Provided records:
· · · · · · ·
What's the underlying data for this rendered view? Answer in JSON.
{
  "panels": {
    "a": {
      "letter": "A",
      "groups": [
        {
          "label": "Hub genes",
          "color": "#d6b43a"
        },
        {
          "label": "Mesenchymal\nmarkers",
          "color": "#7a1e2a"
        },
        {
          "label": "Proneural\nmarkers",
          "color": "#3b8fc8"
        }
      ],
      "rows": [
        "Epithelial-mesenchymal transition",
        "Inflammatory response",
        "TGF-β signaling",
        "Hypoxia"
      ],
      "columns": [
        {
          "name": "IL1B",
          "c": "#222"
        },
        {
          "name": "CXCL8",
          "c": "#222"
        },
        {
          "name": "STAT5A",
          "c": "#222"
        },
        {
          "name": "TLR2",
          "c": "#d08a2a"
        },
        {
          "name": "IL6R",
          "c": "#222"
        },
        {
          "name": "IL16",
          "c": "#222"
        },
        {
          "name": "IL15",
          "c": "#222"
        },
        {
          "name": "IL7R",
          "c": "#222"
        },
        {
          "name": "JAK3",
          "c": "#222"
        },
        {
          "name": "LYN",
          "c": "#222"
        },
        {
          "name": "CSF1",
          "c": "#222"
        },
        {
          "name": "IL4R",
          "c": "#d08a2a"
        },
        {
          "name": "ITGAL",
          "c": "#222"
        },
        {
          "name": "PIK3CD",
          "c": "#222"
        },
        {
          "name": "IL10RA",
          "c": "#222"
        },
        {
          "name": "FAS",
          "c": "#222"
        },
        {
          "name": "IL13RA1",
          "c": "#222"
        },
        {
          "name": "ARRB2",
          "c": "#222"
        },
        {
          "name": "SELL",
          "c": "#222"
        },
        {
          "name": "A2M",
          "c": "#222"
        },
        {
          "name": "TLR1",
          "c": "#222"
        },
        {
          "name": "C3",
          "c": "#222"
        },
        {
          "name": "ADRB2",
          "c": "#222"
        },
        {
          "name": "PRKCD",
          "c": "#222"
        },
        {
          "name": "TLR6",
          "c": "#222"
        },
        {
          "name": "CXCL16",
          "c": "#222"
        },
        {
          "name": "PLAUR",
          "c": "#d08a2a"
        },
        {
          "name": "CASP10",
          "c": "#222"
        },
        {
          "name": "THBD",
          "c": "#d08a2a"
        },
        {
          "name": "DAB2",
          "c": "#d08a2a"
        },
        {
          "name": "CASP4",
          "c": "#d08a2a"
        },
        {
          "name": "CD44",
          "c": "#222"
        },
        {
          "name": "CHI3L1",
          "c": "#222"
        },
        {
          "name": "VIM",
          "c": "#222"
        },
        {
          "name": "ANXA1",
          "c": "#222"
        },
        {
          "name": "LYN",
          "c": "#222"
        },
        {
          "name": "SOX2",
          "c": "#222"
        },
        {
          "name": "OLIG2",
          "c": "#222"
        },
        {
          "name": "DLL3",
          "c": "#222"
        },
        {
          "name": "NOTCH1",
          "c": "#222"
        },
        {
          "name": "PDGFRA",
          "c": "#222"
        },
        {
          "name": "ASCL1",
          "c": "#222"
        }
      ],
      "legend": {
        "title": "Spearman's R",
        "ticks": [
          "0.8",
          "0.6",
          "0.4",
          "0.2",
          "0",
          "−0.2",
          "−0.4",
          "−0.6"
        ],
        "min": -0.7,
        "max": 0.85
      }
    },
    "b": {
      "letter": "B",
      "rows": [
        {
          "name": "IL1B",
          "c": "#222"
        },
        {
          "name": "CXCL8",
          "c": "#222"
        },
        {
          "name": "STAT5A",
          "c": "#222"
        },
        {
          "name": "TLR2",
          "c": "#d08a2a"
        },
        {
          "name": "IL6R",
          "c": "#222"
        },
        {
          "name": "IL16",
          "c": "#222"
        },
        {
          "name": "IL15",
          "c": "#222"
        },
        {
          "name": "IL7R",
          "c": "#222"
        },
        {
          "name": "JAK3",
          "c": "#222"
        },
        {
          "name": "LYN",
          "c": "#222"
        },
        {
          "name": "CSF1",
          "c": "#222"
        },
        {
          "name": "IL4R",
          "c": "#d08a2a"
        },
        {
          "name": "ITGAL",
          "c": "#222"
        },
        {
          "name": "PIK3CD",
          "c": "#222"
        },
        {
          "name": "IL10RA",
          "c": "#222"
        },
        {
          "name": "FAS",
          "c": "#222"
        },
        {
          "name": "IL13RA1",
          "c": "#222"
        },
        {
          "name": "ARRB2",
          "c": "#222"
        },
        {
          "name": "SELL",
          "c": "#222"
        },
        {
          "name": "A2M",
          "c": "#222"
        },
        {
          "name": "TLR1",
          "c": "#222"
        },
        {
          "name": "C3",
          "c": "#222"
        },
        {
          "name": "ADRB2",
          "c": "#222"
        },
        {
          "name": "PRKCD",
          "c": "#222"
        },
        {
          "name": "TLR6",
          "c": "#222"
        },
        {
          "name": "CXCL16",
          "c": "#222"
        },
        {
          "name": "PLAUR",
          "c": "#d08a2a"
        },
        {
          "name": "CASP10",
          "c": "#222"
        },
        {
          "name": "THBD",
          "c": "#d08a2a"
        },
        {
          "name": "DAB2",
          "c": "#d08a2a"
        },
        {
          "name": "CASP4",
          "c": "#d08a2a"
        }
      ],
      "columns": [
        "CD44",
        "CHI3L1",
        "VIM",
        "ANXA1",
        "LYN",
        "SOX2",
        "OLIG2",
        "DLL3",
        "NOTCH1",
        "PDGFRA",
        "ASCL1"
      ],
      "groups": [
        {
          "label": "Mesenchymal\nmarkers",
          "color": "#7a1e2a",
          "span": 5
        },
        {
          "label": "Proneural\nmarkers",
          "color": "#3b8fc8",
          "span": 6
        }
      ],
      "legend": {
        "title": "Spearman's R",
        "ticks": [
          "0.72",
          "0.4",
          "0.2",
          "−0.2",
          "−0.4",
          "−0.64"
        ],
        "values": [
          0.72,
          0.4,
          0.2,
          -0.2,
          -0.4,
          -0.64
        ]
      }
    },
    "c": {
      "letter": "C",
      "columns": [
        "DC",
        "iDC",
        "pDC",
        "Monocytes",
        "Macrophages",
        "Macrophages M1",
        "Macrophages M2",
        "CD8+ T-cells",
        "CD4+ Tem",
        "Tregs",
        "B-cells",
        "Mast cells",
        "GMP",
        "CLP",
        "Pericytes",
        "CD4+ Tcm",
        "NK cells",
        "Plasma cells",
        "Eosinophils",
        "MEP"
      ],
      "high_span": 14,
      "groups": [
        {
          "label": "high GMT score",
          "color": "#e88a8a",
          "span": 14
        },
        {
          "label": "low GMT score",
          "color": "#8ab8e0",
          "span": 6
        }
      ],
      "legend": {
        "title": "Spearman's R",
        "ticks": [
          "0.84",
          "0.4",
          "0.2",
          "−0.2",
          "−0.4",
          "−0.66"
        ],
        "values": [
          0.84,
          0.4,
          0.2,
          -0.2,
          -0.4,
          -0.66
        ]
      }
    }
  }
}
· · · · · · ·
Assignment: What the exercise needs is every record again, word for word.

Worked solution:
What's the underlying data for this rendered view? Answer in JSON.
{
  "panels": {
    "a": {
      "letter": "A",
      "groups": [
        {
          "label": "Hub genes",
          "color": "#d6b43a"
        },
        {
          "label": "Mesenchymal\nmarkers",
          "color": "#7a1e2a"
        },
        {
          "label": "Proneural\nmarkers",
          "color": "#3b8fc8"
        }
      ],
      "rows": [
        "Epithelial-mesenchymal transition",
        "Inflammatory response",
        "TGF-β signaling",
        "Hypoxia"
      ],
      "columns": [
        {
          "name": "IL1B",
          "c": "#222"
        },
        {
          "name": "CXCL8",
          "c": "#222"
        },
        {
          "name": "STAT5A",
          "c": "#222"
        },
        {
          "name": "TLR2",
          "c": "#d08a2a"
        },
        {
          "name": "IL6R",
          "c": "#222"
        },
        {
          "name": "IL16",
          "c": "#222"
        },
        {
          "name": "IL15",
          "c": "#222"
        },
        {
          "name": "IL7R",
          "c": "#222"
        },
        {
          "name": "JAK3",
          "c": "#222"
        },
        {
          "name": "LYN",
          "c": "#222"
        },
        {
          "name": "CSF1",
          "c": "#222"
        },
        {
          "name": "IL4R",
          "c": "#d08a2a"
        },
        {
          "name": "ITGAL",
          "c": "#222"
        },
        {
          "name": "PIK3CD",
          "c": "#222"
        },
        {
          "name": "IL10RA",
          "c": "#222"
        },
        {
          "name": "FAS",
          "c": "#222"
        },
        {
          "name": "IL13RA1",
          "c": "#222"
        },
        {
          "name": "ARRB2",
          "c": "#222"
        },
        {
          "name": "SELL",
          "c": "#222"
        },
        {
          "name": "A2M",
          "c": "#222"
        },
        {
          "name": "TLR1",
          "c": "#222"
        },
        {
          "name": "C3",
          "c": "#222"
        },
        {
          "name": "ADRB2",
          "c": "#222"
        },
        {
          "name": "PRKCD",
          "c": "#222"
        },
        {
          "name": "TLR6",
          "c": "#222"
        },
        {
          "name": "CXCL16",
          "c": "#222"
        },
        {
          "name": "PLAUR",
          "c": "#d08a2a"
        },
        {
          "name": "CASP10",
          "c": "#222"
        },
        {
          "name": "THBD",
          "c": "#d08a2a"
        },
        {
          "name": "DAB2",
          "c": "#d08a2a"
        },
        {
          "name": "CASP4",
          "c": "#d08a2a"
        },
        {
          "name": "CD44",
          "c": "#222"
        },
        {
          "name": "CHI3L1",
          "c": "#222"
        },
        {
          "name": "VIM",
          "c": "#222"
        },
        {
          "name": "ANXA1",
          "c": "#222"
        },
        {
          "name": "LYN",
          "c": "#222"
        },
        {
          "name": "SOX2",
          "c": "#222"
        },
        {
          "name": "OLIG2",
          "c": "#222"
        },
        {
          "name": "DLL3",
          "c": "#222"
        },
        {
          "name": "NOTCH1",
          "c": "#222"
        },
        {
          "name": "PDGFRA",
          "c": "#222"
        },
        {
          "name": "ASCL1",
          "c": "#222"
        }
      ],
      "legend": {
        "title": "Spearman's R",
        "ticks": [
          "0.8",
          "0.6",
          "0.4",
          "0.2",
          "0",
          "−0.2",
          "−0.4",
          "−0.6"
        ],
        "min": -0.7,
        "max": 0.85
      }
    },
    "b": {
      "letter": "B",
      "rows": [
        {
          "name": "IL1B",
          "c": "#222"
        },
        {
          "name": "CXCL8",
          "c": "#222"
        },
        {
          "name": "STAT5A",
          "c": "#222"
        },
        {
          "name": "TLR2",
          "c": "#d08a2a"
        },
        {
          "name": "IL6R",
          "c": "#222"
        },
        {
          "name": "IL16",
          "c": "#222"
        },
        {
          "name": "IL15",
          "c": "#222"
        },
        {
          "name": "IL7R",
          "c": "#222"
        },
        {
          "name": "JAK3",
          "c": "#222"
        },
        {
          "name": "LYN",
          "c": "#222"
        },
        {
          "name": "CSF1",
          "c": "#222"
        },
        {
          "name": "IL4R",
          "c": "#d08a2a"
        },
        {
          "name": "ITGAL",
          "c": "#222"
        },
        {
          "name": "PIK3CD",
          "c": "#222"
        },
        {
          "name": "IL10RA",
          "c": "#222"
        },
        {
          "name": "FAS",
          "c": "#222"
        },
        {
          "name": "IL13RA1",
          "c": "#222"
        },
        {
          "name": "ARRB2",
          "c": "#222"
        },
        {
          "name": "SELL",
          "c": "#222"
        },
        {
          "name": "A2M",
          "c": "#222"
        },
        {
          "name": "TLR1",
          "c": "#222"
        },
        {
          "name": "C3",
          "c": "#222"
        },
        {
          "name": "ADRB2",
          "c": "#222"
        },
        {
          "name": "PRKCD",
          "c": "#222"
        },
        {
          "name": "TLR6",
          "c": "#222"
        },
        {
          "name": "CXCL16",
          "c": "#222"
        },
        {
          "name": "PLAUR",
          "c": "#d08a2a"
        },
        {
          "name": "CASP10",
          "c": "#222"
        },
        {
          "name": "THBD",
          "c": "#d08a2a"
        },
        {
          "name": "DAB2",
          "c": "#d08a2a"
        },
        {
          "name": "CASP4",
          "c": "#d08a2a"
        }
      ],
      "columns": [
        "CD44",
        "CHI3L1",
        "VIM",
        "ANXA1",
        "LYN",
        "SOX2",
        "OLIG2",
        "DLL3",
        "NOTCH1",
        "PDGFRA",
        "ASCL1"
      ],
      "groups": [
        {
          "label": "Mesenchymal\nmarkers",
          "color": "#7a1e2a",
          "span": 5
        },
        {
          "label": "Proneural\nmarkers",
          "color": "#3b8fc8",
          "span": 6
        }
      ],
      "legend": {
        "title": "Spearman's R",
        "ticks": [
          "0.72",
          "0.4",
          "0.2",
          "−0.2",
          "−0.4",
          "−0.64"
        ],
        "values": [
          0.72,
          0.4,
          0.2,
          -0.2,
          -0.4,
          -0.64
        ]
      }
    },
    "c": {
      "letter": "C",
      "columns": [
        "DC",
        "iDC",
        "pDC",
        "Monocytes",
        "Macrophages",
        "Macrophages M1",
        "Macrophages M2",
        "CD8+ T-cells",
        "CD4+ Tem",
        "Tregs",
        "B-cells",
        "Mast cells",
        "GMP",
        "CLP",
        "Pericytes",
        "CD4+ Tcm",
        "NK cells",
        "Plasma cells",
        "Eosinophils",
        "MEP"
      ],
      "high_span": 14,
      "groups": [
        {
          "label": "high GMT score",
          "color": "#e88a8a",
          "span": 14
        },
        {
          "label": "low GMT score",
          "color": "#8ab8e0",
          "span": 6
        }
      ],
      "legend": {
        "title": "Spearman's R",
        "ticks": [
          "0.84",
          "0.4",
          "0.2",
          "−0.2",
          "−0.4",
          "−0.66"
        ],
        "values": [
          0.84,
          0.4,
          0.2,
          -0.2,
          -0.4,
          -0.66
        ]
      }
    }
  }
}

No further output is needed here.